- [What the task asks]:
Some lines in the records below may hold the word "text"; give the number of those lines and nothing else.

# Provided information start

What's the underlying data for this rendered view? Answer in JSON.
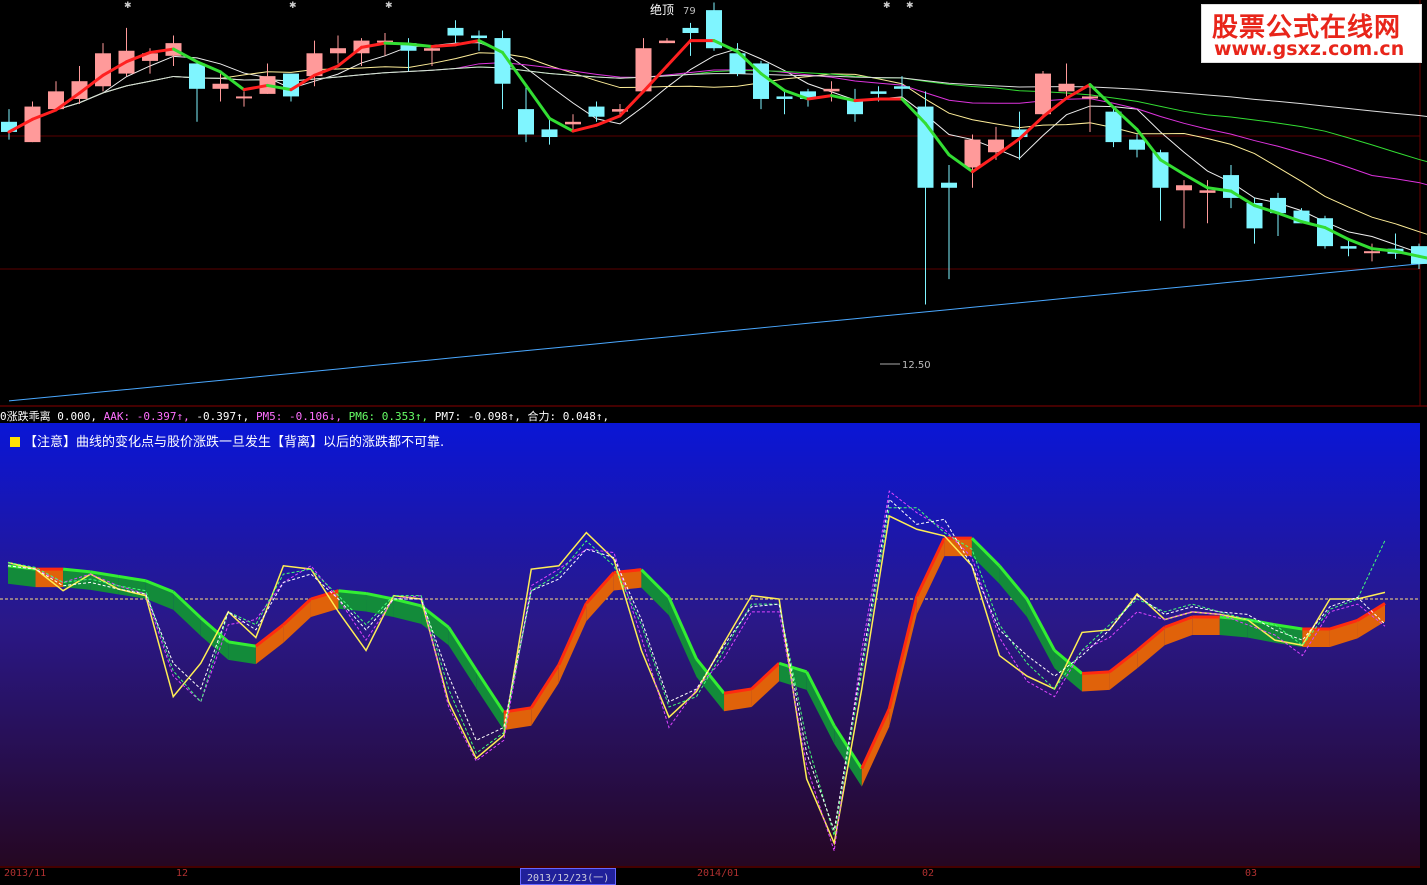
{
  "watermark": {
    "title": "股票公式在线网",
    "url": "www.gsxz.com.cn"
  },
  "indicator_line": [
    {
      "text": "0涨跌乖离 0.000,",
      "color": "#ffffff"
    },
    {
      "text": "AAK: -0.397↑,",
      "color": "#ff6fff"
    },
    {
      "text": " -0.397↑,",
      "color": "#ffffff"
    },
    {
      "text": "PM5: -0.106↓,",
      "color": "#ff6fff"
    },
    {
      "text": "PM6: 0.353↑,",
      "color": "#66ff66"
    },
    {
      "text": "PM7: -0.098↑,",
      "color": "#ffffff"
    },
    {
      "text": "合力: 0.048↑,",
      "color": "#ffffff"
    }
  ],
  "notice": "【注意】曲线的变化点与股价涨跌一旦发生【背离】以后的涨跌都不可靠.",
  "peak_label": "绝顶",
  "peak_value": "79",
  "low_marker": "12.50",
  "colors": {
    "up": "#ff9a9a",
    "down": "#7ff5ff",
    "ma_rise": "#ff2020",
    "ma_fall": "#33dd33",
    "band_up": "#e0620a",
    "band_down": "#138b3a"
  },
  "x_axis": [
    "2013/11",
    "12",
    "2013/12/23(一)",
    "2014/01",
    "02",
    "03"
  ],
  "chart_data": [
    {
      "type": "candlestick",
      "title": "",
      "ylim": [
        12.0,
        20.0
      ],
      "candles": [
        [
          17.6,
          17.4,
          17.85,
          17.25
        ],
        [
          17.2,
          17.9,
          18.0,
          17.2
        ],
        [
          17.85,
          18.2,
          18.4,
          17.95
        ],
        [
          18.05,
          18.4,
          18.7,
          17.95
        ],
        [
          18.3,
          18.95,
          19.15,
          18.2
        ],
        [
          18.55,
          19.0,
          19.45,
          18.5
        ],
        [
          18.8,
          18.95,
          19.05,
          18.55
        ],
        [
          18.9,
          19.15,
          19.3,
          18.7
        ],
        [
          18.75,
          18.25,
          18.8,
          17.6
        ],
        [
          18.25,
          18.35,
          18.55,
          18.0
        ],
        [
          18.1,
          18.1,
          18.2,
          17.9
        ],
        [
          18.15,
          18.5,
          18.75,
          18.15
        ],
        [
          18.55,
          18.1,
          18.5,
          18.0
        ],
        [
          18.5,
          18.95,
          19.2,
          18.3
        ],
        [
          18.95,
          19.05,
          19.3,
          18.75
        ],
        [
          18.95,
          19.2,
          19.25,
          18.7
        ],
        [
          19.2,
          19.2,
          19.35,
          18.9
        ],
        [
          19.15,
          19.0,
          19.25,
          18.6
        ],
        [
          19.0,
          19.05,
          19.1,
          18.7
        ],
        [
          19.45,
          19.3,
          19.6,
          19.15
        ],
        [
          19.3,
          19.25,
          19.4,
          19.0
        ],
        [
          19.25,
          18.35,
          19.4,
          17.85
        ],
        [
          17.85,
          17.35,
          18.3,
          17.2
        ],
        [
          17.45,
          17.3,
          17.65,
          17.15
        ],
        [
          17.55,
          17.6,
          17.75,
          17.45
        ],
        [
          17.9,
          17.7,
          18.0,
          17.6
        ],
        [
          17.8,
          17.85,
          17.95,
          17.75
        ],
        [
          18.2,
          19.05,
          19.25,
          18.2
        ],
        [
          19.15,
          19.2,
          19.25,
          19.15
        ],
        [
          19.45,
          19.35,
          19.55,
          18.9
        ],
        [
          19.8,
          19.05,
          19.95,
          19.0
        ],
        [
          18.95,
          18.55,
          19.15,
          18.5
        ],
        [
          18.75,
          18.05,
          18.8,
          17.85
        ],
        [
          18.1,
          18.05,
          18.2,
          17.75
        ],
        [
          18.2,
          18.05,
          18.25,
          17.9
        ],
        [
          18.2,
          18.25,
          18.4,
          18.0
        ],
        [
          18.05,
          17.75,
          18.25,
          17.6
        ],
        [
          18.2,
          18.15,
          18.3,
          18.0
        ],
        [
          18.3,
          18.25,
          18.5,
          18.1
        ],
        [
          17.9,
          16.3,
          18.2,
          14.0
        ],
        [
          16.4,
          16.3,
          16.75,
          14.5
        ],
        [
          16.7,
          17.25,
          17.35,
          16.3
        ],
        [
          17.0,
          17.25,
          17.5,
          16.85
        ],
        [
          17.45,
          17.3,
          17.8,
          16.85
        ],
        [
          17.75,
          18.55,
          18.6,
          17.7
        ],
        [
          18.2,
          18.35,
          18.75,
          18.1
        ],
        [
          18.1,
          18.1,
          18.3,
          17.4
        ],
        [
          17.8,
          17.2,
          17.9,
          17.1
        ],
        [
          17.25,
          17.05,
          17.35,
          16.9
        ],
        [
          17.0,
          16.3,
          17.05,
          15.65
        ],
        [
          16.25,
          16.35,
          16.45,
          15.5
        ],
        [
          16.2,
          16.25,
          16.45,
          15.6
        ],
        [
          16.55,
          16.1,
          16.75,
          15.9
        ],
        [
          16.0,
          15.5,
          16.1,
          15.2
        ],
        [
          16.1,
          15.8,
          16.2,
          15.35
        ],
        [
          15.85,
          15.6,
          15.9,
          15.6
        ],
        [
          15.7,
          15.15,
          15.75,
          15.1
        ],
        [
          15.15,
          15.1,
          15.3,
          14.95
        ],
        [
          15.05,
          15.05,
          15.2,
          14.85
        ],
        [
          15.1,
          15.0,
          15.4,
          14.9
        ],
        [
          15.15,
          14.8,
          15.2,
          14.7
        ],
        [
          14.85,
          14.75,
          14.95,
          14.7
        ]
      ]
    },
    {
      "type": "line",
      "title": "",
      "ylim": [
        -1.0,
        1.0
      ],
      "series": [
        {
          "name": "AAK",
          "values": [
            0.22,
            0.18,
            0.05,
            0.15,
            0.06,
            0.02,
            -0.38,
            -0.25,
            -0.05,
            -0.15,
            0.2,
            0.18,
            -0.05,
            -0.2,
            0.02,
            0.0,
            -0.4,
            -0.62,
            -0.53,
            0.18,
            0.2,
            0.4,
            0.24,
            -0.2,
            -0.46,
            -0.36,
            -0.17,
            0.02,
            0.0,
            -0.7,
            -0.95,
            -0.35,
            0.5,
            0.42,
            0.38,
            0.2,
            -0.22,
            -0.3,
            -0.35,
            -0.13,
            -0.12,
            0.03,
            -0.08,
            -0.05,
            -0.06,
            -0.08,
            -0.16,
            -0.18,
            0.0,
            0.0,
            0.04
          ]
        },
        {
          "name": "PM5",
          "values": [
            0.2,
            0.18,
            0.1,
            0.15,
            0.08,
            0.03,
            -0.3,
            -0.4,
            -0.1,
            -0.08,
            0.1,
            0.2,
            0.0,
            -0.16,
            0.0,
            0.02,
            -0.42,
            -0.63,
            -0.55,
            0.08,
            0.18,
            0.3,
            0.28,
            -0.15,
            -0.5,
            -0.35,
            -0.23,
            -0.05,
            -0.05,
            -0.65,
            -0.98,
            -0.2,
            0.65,
            0.52,
            0.42,
            0.25,
            -0.15,
            -0.32,
            -0.38,
            -0.2,
            -0.15,
            -0.05,
            -0.08,
            -0.05,
            -0.06,
            -0.1,
            -0.14,
            -0.22,
            -0.05,
            -0.02,
            -0.106
          ]
        },
        {
          "name": "PM6",
          "values": [
            0.22,
            0.19,
            0.1,
            0.12,
            0.08,
            0.05,
            -0.28,
            -0.4,
            -0.05,
            -0.1,
            0.15,
            0.18,
            0.02,
            -0.1,
            0.02,
            0.02,
            -0.35,
            -0.6,
            -0.52,
            0.05,
            0.15,
            0.35,
            0.2,
            -0.1,
            -0.42,
            -0.38,
            -0.2,
            -0.02,
            -0.02,
            -0.55,
            -0.92,
            -0.28,
            0.55,
            0.55,
            0.4,
            0.3,
            -0.1,
            -0.25,
            -0.35,
            -0.2,
            -0.1,
            0.0,
            -0.05,
            -0.02,
            -0.05,
            -0.08,
            -0.1,
            -0.18,
            -0.04,
            0.0,
            0.353
          ]
        },
        {
          "name": "PM7",
          "values": [
            0.2,
            0.18,
            0.08,
            0.1,
            0.06,
            0.03,
            -0.25,
            -0.35,
            -0.05,
            -0.12,
            0.1,
            0.15,
            0.0,
            -0.12,
            0.0,
            0.0,
            -0.3,
            -0.55,
            -0.5,
            0.05,
            0.12,
            0.3,
            0.25,
            -0.08,
            -0.4,
            -0.35,
            -0.18,
            -0.03,
            -0.02,
            -0.6,
            -0.9,
            -0.25,
            0.6,
            0.45,
            0.48,
            0.2,
            -0.12,
            -0.22,
            -0.3,
            -0.22,
            -0.12,
            0.02,
            -0.06,
            -0.03,
            -0.05,
            -0.06,
            -0.12,
            -0.16,
            -0.03,
            0.01,
            -0.098
          ]
        },
        {
          "name": "合力",
          "values": [
            0.2,
            0.18,
            0.16,
            0.15,
            0.1,
            0.08,
            -0.05,
            -0.25,
            -0.2,
            -0.1,
            0.0,
            0.1,
            0.05,
            -0.05,
            0.0,
            -0.03,
            -0.3,
            -0.5,
            -0.52,
            -0.25,
            0.0,
            0.2,
            0.28,
            0.05,
            -0.3,
            -0.45,
            -0.35,
            -0.25,
            -0.15,
            -0.45,
            -0.88,
            -0.65,
            0.25,
            0.45,
            0.4,
            0.25,
            -0.05,
            -0.2,
            -0.35,
            -0.32,
            -0.18,
            -0.1,
            -0.05,
            -0.06,
            -0.1,
            -0.08,
            -0.12,
            -0.15,
            -0.08,
            -0.02,
            0.048
          ]
        }
      ]
    }
  ]
}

# Provided information end

- [Written solution]:
7